- _TASK GOAL_
Copy every line that mentions the word "государственного".

* Begin SOURCE DATA *

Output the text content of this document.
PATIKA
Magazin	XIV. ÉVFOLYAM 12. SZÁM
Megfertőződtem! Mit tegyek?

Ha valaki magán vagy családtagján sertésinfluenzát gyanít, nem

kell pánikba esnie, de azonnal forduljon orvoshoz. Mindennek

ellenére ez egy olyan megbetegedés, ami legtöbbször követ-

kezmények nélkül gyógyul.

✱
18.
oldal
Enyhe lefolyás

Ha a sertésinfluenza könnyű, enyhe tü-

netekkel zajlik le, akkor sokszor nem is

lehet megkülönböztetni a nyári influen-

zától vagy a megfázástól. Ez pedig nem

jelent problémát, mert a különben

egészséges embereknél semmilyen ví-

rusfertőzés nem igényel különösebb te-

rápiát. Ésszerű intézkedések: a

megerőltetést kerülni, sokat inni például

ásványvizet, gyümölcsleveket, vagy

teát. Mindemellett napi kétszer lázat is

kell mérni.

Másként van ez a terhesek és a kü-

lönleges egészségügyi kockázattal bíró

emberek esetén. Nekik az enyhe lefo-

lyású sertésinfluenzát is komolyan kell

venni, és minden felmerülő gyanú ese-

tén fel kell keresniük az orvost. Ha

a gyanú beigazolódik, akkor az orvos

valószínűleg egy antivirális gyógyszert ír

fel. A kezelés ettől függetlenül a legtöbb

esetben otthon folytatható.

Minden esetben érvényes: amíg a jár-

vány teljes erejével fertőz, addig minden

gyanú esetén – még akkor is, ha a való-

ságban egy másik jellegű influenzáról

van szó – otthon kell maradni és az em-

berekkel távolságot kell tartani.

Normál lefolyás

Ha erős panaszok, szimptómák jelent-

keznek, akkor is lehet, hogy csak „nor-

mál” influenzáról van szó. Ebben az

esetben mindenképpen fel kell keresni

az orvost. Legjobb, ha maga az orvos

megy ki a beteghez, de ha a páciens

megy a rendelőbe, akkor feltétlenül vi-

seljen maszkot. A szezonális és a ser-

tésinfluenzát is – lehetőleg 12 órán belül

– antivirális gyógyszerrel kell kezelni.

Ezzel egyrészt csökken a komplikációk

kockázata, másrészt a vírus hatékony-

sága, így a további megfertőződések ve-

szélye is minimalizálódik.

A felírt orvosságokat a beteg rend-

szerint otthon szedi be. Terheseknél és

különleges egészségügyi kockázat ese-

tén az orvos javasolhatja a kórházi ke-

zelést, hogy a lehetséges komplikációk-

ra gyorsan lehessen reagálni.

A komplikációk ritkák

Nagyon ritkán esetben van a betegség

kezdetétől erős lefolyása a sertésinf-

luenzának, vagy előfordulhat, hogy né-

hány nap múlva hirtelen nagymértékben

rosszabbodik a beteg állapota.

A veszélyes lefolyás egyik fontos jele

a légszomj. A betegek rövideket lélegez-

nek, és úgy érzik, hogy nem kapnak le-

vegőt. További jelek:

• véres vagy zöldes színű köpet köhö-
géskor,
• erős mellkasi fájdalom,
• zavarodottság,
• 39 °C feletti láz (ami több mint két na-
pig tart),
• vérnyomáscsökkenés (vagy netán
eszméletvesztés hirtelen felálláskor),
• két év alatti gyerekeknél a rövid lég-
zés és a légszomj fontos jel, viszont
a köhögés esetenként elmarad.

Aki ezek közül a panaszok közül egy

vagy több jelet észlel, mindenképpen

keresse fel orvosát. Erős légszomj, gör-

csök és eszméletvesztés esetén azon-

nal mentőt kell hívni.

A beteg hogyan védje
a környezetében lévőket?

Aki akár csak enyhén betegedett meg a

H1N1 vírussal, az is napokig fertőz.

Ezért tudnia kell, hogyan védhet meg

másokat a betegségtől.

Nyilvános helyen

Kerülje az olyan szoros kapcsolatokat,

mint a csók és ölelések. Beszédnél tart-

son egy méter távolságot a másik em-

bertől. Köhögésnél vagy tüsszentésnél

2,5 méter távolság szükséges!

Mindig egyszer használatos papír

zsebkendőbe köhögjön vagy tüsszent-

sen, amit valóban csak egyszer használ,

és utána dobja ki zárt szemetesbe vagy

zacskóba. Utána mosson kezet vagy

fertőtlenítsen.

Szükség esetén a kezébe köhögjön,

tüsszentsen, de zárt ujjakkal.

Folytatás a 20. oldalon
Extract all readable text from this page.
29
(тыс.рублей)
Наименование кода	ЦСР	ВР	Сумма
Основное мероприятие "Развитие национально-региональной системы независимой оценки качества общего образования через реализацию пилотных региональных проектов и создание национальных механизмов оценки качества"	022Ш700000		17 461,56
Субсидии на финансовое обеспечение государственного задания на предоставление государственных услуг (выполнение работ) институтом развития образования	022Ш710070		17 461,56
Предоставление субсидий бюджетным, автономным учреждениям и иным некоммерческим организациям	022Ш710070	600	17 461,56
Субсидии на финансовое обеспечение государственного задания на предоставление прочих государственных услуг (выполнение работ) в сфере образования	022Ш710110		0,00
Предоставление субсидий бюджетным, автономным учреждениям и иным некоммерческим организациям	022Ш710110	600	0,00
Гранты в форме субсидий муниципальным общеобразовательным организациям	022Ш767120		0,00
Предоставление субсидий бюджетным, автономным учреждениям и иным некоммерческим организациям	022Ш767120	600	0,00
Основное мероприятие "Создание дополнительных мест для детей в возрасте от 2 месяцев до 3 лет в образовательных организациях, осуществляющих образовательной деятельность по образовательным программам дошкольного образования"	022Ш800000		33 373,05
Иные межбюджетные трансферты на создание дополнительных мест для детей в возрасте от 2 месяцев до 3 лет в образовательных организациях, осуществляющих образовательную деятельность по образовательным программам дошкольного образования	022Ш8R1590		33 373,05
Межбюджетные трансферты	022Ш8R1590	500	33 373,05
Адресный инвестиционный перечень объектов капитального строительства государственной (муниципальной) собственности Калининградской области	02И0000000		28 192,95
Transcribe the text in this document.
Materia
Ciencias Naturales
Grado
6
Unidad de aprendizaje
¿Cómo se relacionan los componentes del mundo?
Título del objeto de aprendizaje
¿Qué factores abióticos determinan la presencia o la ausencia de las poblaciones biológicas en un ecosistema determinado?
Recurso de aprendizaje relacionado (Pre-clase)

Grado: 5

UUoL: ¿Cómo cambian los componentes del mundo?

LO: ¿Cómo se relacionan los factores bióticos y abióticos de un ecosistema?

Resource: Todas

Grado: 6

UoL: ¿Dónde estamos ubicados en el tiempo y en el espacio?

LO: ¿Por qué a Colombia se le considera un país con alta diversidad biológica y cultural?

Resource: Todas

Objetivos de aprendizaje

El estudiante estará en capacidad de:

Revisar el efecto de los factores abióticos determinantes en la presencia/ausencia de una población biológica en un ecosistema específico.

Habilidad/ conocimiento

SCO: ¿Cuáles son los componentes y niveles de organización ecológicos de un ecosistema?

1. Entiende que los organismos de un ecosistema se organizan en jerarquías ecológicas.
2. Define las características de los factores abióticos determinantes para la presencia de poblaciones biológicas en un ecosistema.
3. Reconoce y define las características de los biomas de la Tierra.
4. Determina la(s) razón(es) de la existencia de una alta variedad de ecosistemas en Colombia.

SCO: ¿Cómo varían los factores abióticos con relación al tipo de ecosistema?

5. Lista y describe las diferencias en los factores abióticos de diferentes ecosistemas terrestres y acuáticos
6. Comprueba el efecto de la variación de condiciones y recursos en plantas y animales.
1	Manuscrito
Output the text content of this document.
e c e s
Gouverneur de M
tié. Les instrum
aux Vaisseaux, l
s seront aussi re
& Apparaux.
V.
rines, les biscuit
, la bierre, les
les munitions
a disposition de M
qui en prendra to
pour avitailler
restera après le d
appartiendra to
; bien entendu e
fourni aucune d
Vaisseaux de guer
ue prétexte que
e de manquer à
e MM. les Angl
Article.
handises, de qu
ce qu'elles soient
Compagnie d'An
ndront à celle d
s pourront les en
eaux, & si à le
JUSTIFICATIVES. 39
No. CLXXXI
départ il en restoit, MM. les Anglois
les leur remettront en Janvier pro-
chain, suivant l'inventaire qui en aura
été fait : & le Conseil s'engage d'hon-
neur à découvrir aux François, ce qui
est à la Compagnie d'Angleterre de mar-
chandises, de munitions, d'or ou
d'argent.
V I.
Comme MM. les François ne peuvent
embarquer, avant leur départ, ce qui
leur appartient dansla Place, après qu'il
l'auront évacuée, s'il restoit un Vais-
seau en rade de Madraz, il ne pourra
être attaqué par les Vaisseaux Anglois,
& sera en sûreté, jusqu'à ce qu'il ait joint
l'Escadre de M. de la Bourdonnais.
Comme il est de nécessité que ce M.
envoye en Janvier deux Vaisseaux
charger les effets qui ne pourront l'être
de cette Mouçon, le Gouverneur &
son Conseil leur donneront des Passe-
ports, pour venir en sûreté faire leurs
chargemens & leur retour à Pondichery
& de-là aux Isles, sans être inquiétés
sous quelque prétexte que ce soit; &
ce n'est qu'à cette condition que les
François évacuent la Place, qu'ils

* End SOURCE DATA *

- _SOLUTION TO THIS EXERCISE_
Субсидии на финансовое обеспечение государственного задания на предоставление государственных услуг (выполнение работ) институтом развития образования	022Ш710070		17 461,56
Субсидии на финансовое обеспечение государственного задания на предоставление прочих государственных услуг (выполнение работ) в сфере образования	022Ш710110		0,00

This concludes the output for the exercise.